-- Record set --
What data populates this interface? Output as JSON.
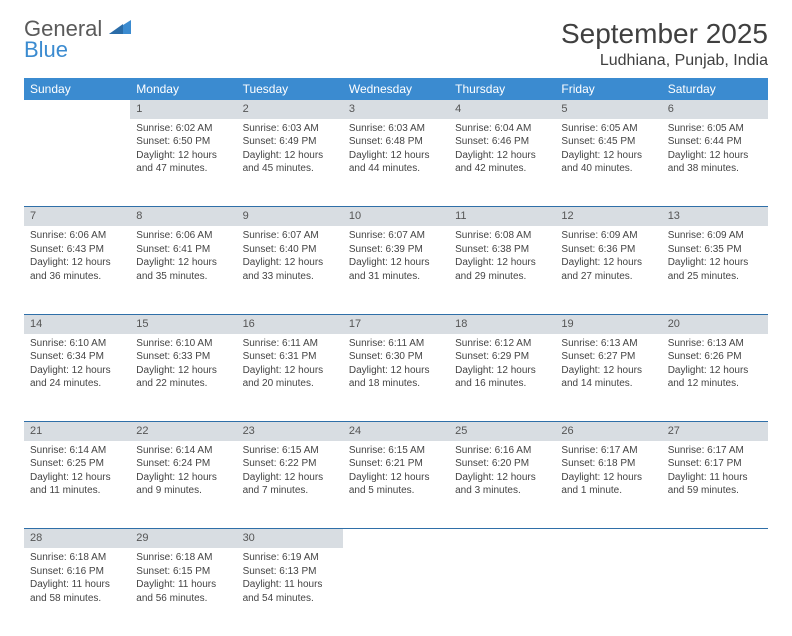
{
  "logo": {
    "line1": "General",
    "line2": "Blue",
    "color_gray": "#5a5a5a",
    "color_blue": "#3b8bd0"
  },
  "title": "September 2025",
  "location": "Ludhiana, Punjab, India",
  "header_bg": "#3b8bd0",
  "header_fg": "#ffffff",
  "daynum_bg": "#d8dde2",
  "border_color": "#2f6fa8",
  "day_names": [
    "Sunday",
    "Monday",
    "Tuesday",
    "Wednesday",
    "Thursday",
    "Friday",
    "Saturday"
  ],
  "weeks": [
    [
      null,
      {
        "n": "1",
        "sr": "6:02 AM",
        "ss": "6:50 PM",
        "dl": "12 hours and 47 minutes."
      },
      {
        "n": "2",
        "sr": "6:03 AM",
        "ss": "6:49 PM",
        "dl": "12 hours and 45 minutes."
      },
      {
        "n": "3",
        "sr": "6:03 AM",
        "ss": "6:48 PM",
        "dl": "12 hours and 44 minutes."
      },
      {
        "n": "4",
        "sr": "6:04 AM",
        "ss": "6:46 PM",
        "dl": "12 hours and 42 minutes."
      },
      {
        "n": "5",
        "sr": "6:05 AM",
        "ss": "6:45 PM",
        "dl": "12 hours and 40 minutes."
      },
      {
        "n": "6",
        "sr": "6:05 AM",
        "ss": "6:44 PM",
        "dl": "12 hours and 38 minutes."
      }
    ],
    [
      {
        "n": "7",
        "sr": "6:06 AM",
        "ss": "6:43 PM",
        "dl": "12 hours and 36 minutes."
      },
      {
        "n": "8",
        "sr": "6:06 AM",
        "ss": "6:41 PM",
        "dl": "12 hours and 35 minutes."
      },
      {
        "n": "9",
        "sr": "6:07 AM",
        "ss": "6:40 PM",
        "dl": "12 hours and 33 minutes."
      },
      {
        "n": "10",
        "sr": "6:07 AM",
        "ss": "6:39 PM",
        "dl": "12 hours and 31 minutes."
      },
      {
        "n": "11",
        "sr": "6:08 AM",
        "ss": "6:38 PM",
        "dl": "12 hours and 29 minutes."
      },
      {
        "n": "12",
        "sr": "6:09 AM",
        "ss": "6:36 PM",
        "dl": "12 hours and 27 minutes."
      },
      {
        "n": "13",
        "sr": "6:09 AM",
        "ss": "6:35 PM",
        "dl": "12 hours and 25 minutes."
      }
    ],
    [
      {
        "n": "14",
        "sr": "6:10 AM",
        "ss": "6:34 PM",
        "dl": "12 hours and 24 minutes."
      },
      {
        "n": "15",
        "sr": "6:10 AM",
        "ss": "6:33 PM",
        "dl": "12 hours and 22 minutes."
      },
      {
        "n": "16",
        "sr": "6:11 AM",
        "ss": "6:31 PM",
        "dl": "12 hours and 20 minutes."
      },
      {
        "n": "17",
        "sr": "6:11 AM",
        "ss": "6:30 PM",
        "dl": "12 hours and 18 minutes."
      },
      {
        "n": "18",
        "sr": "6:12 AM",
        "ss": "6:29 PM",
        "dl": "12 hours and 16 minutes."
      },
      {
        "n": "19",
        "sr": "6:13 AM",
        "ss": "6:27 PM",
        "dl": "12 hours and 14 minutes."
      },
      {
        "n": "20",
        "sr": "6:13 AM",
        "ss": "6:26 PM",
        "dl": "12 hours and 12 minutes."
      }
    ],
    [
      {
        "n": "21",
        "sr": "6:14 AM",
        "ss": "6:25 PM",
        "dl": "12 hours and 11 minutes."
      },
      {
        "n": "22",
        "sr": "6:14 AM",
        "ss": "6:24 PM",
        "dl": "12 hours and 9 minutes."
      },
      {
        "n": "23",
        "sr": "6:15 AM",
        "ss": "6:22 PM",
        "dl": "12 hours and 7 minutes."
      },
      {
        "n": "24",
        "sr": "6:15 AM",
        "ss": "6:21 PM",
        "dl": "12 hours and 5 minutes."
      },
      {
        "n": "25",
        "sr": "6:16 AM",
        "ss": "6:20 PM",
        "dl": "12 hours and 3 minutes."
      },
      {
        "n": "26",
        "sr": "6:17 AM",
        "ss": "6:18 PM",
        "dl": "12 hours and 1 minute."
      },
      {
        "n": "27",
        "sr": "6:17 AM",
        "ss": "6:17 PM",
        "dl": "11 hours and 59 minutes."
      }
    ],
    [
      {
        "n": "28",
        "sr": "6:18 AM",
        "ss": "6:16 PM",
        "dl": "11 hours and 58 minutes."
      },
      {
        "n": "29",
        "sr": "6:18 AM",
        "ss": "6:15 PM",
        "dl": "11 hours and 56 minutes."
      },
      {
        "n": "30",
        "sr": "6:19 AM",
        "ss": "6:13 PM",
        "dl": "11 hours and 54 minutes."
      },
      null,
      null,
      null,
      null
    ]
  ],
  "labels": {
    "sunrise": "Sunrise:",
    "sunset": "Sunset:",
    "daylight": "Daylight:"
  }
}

-- The task --
Copy out all the data exactly; skip the pictures.

-- Expected answer --
What data populates this interface? Output as JSON.
{
  "logo": {
    "line1": "General",
    "line2": "Blue",
    "color_gray": "#5a5a5a",
    "color_blue": "#3b8bd0"
  },
  "title": "September 2025",
  "location": "Ludhiana, Punjab, India",
  "header_bg": "#3b8bd0",
  "header_fg": "#ffffff",
  "daynum_bg": "#d8dde2",
  "border_color": "#2f6fa8",
  "day_names": [
    "Sunday",
    "Monday",
    "Tuesday",
    "Wednesday",
    "Thursday",
    "Friday",
    "Saturday"
  ],
  "weeks": [
    [
      null,
      {
        "n": "1",
        "sr": "6:02 AM",
        "ss": "6:50 PM",
        "dl": "12 hours and 47 minutes."
      },
      {
        "n": "2",
        "sr": "6:03 AM",
        "ss": "6:49 PM",
        "dl": "12 hours and 45 minutes."
      },
      {
        "n": "3",
        "sr": "6:03 AM",
        "ss": "6:48 PM",
        "dl": "12 hours and 44 minutes."
      },
      {
        "n": "4",
        "sr": "6:04 AM",
        "ss": "6:46 PM",
        "dl": "12 hours and 42 minutes."
      },
      {
        "n": "5",
        "sr": "6:05 AM",
        "ss": "6:45 PM",
        "dl": "12 hours and 40 minutes."
      },
      {
        "n": "6",
        "sr": "6:05 AM",
        "ss": "6:44 PM",
        "dl": "12 hours and 38 minutes."
      }
    ],
    [
      {
        "n": "7",
        "sr": "6:06 AM",
        "ss": "6:43 PM",
        "dl": "12 hours and 36 minutes."
      },
      {
        "n": "8",
        "sr": "6:06 AM",
        "ss": "6:41 PM",
        "dl": "12 hours and 35 minutes."
      },
      {
        "n": "9",
        "sr": "6:07 AM",
        "ss": "6:40 PM",
        "dl": "12 hours and 33 minutes."
      },
      {
        "n": "10",
        "sr": "6:07 AM",
        "ss": "6:39 PM",
        "dl": "12 hours and 31 minutes."
      },
      {
        "n": "11",
        "sr": "6:08 AM",
        "ss": "6:38 PM",
        "dl": "12 hours and 29 minutes."
      },
      {
        "n": "12",
        "sr": "6:09 AM",
        "ss": "6:36 PM",
        "dl": "12 hours and 27 minutes."
      },
      {
        "n": "13",
        "sr": "6:09 AM",
        "ss": "6:35 PM",
        "dl": "12 hours and 25 minutes."
      }
    ],
    [
      {
        "n": "14",
        "sr": "6:10 AM",
        "ss": "6:34 PM",
        "dl": "12 hours and 24 minutes."
      },
      {
        "n": "15",
        "sr": "6:10 AM",
        "ss": "6:33 PM",
        "dl": "12 hours and 22 minutes."
      },
      {
        "n": "16",
        "sr": "6:11 AM",
        "ss": "6:31 PM",
        "dl": "12 hours and 20 minutes."
      },
      {
        "n": "17",
        "sr": "6:11 AM",
        "ss": "6:30 PM",
        "dl": "12 hours and 18 minutes."
      },
      {
        "n": "18",
        "sr": "6:12 AM",
        "ss": "6:29 PM",
        "dl": "12 hours and 16 minutes."
      },
      {
        "n": "19",
        "sr": "6:13 AM",
        "ss": "6:27 PM",
        "dl": "12 hours and 14 minutes."
      },
      {
        "n": "20",
        "sr": "6:13 AM",
        "ss": "6:26 PM",
        "dl": "12 hours and 12 minutes."
      }
    ],
    [
      {
        "n": "21",
        "sr": "6:14 AM",
        "ss": "6:25 PM",
        "dl": "12 hours and 11 minutes."
      },
      {
        "n": "22",
        "sr": "6:14 AM",
        "ss": "6:24 PM",
        "dl": "12 hours and 9 minutes."
      },
      {
        "n": "23",
        "sr": "6:15 AM",
        "ss": "6:22 PM",
        "dl": "12 hours and 7 minutes."
      },
      {
        "n": "24",
        "sr": "6:15 AM",
        "ss": "6:21 PM",
        "dl": "12 hours and 5 minutes."
      },
      {
        "n": "25",
        "sr": "6:16 AM",
        "ss": "6:20 PM",
        "dl": "12 hours and 3 minutes."
      },
      {
        "n": "26",
        "sr": "6:17 AM",
        "ss": "6:18 PM",
        "dl": "12 hours and 1 minute."
      },
      {
        "n": "27",
        "sr": "6:17 AM",
        "ss": "6:17 PM",
        "dl": "11 hours and 59 minutes."
      }
    ],
    [
      {
        "n": "28",
        "sr": "6:18 AM",
        "ss": "6:16 PM",
        "dl": "11 hours and 58 minutes."
      },
      {
        "n": "29",
        "sr": "6:18 AM",
        "ss": "6:15 PM",
        "dl": "11 hours and 56 minutes."
      },
      {
        "n": "30",
        "sr": "6:19 AM",
        "ss": "6:13 PM",
        "dl": "11 hours and 54 minutes."
      },
      null,
      null,
      null,
      null
    ]
  ],
  "labels": {
    "sunrise": "Sunrise:",
    "sunset": "Sunset:",
    "daylight": "Daylight:"
  }
}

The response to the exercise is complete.